▸ **Records shown**:
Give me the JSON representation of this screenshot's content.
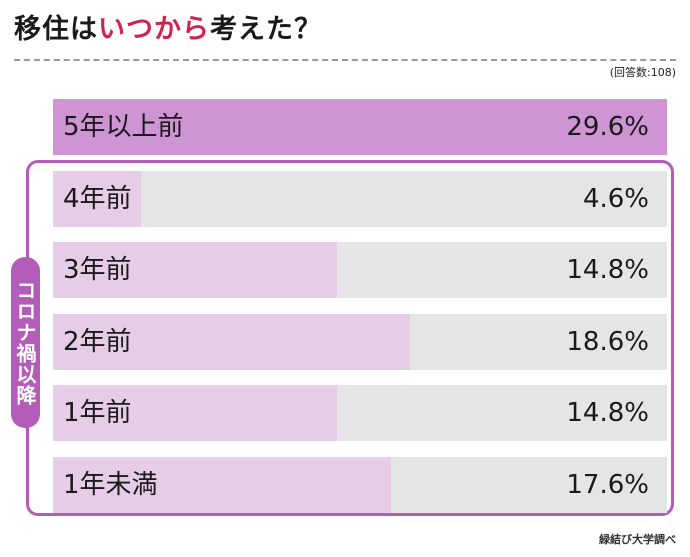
{
  "title": {
    "prefix": "移住は",
    "highlight": "いつから",
    "suffix": "考えた？"
  },
  "sample_note": "(回答数:108)",
  "group_label": "コロナ禍以降",
  "source": "緑結び大学調べ",
  "chart_data": {
    "type": "bar",
    "orientation": "horizontal",
    "title": "移住はいつから考えた？",
    "categories": [
      "5年以上前",
      "4年前",
      "3年前",
      "2年前",
      "1年前",
      "1年未満"
    ],
    "values": [
      29.6,
      4.6,
      14.8,
      18.6,
      14.8,
      17.6
    ],
    "value_labels": [
      "29.6%",
      "4.6%",
      "14.8%",
      "18.6%",
      "14.8%",
      "17.6%"
    ],
    "unit": "%",
    "xlim": [
      0,
      32
    ],
    "grid": false,
    "legend": "none",
    "highlight_color": "#cf94d4",
    "bar_color": "#e6cce6",
    "track_color": "#e5e5e5",
    "group_color": "#b45cba",
    "grouped_categories": [
      "4年前",
      "3年前",
      "2年前",
      "1年前",
      "1年未満"
    ]
  }
}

▸ **Given task**: Make an exact copy of the whole listing, but don't bring over any pictures.

▸ **Expected output**:
Give me the JSON representation of this screenshot's content.
{
  "title": {
    "prefix": "移住は",
    "highlight": "いつから",
    "suffix": "考えた？"
  },
  "sample_note": "(回答数:108)",
  "group_label": "コロナ禍以降",
  "source": "緑結び大学調べ",
  "chart_data": {
    "type": "bar",
    "orientation": "horizontal",
    "title": "移住はいつから考えた？",
    "categories": [
      "5年以上前",
      "4年前",
      "3年前",
      "2年前",
      "1年前",
      "1年未満"
    ],
    "values": [
      29.6,
      4.6,
      14.8,
      18.6,
      14.8,
      17.6
    ],
    "value_labels": [
      "29.6%",
      "4.6%",
      "14.8%",
      "18.6%",
      "14.8%",
      "17.6%"
    ],
    "unit": "%",
    "xlim": [
      0,
      32
    ],
    "grid": false,
    "legend": "none",
    "highlight_color": "#cf94d4",
    "bar_color": "#e6cce6",
    "track_color": "#e5e5e5",
    "group_color": "#b45cba",
    "grouped_categories": [
      "4年前",
      "3年前",
      "2年前",
      "1年前",
      "1年未満"
    ]
  }
}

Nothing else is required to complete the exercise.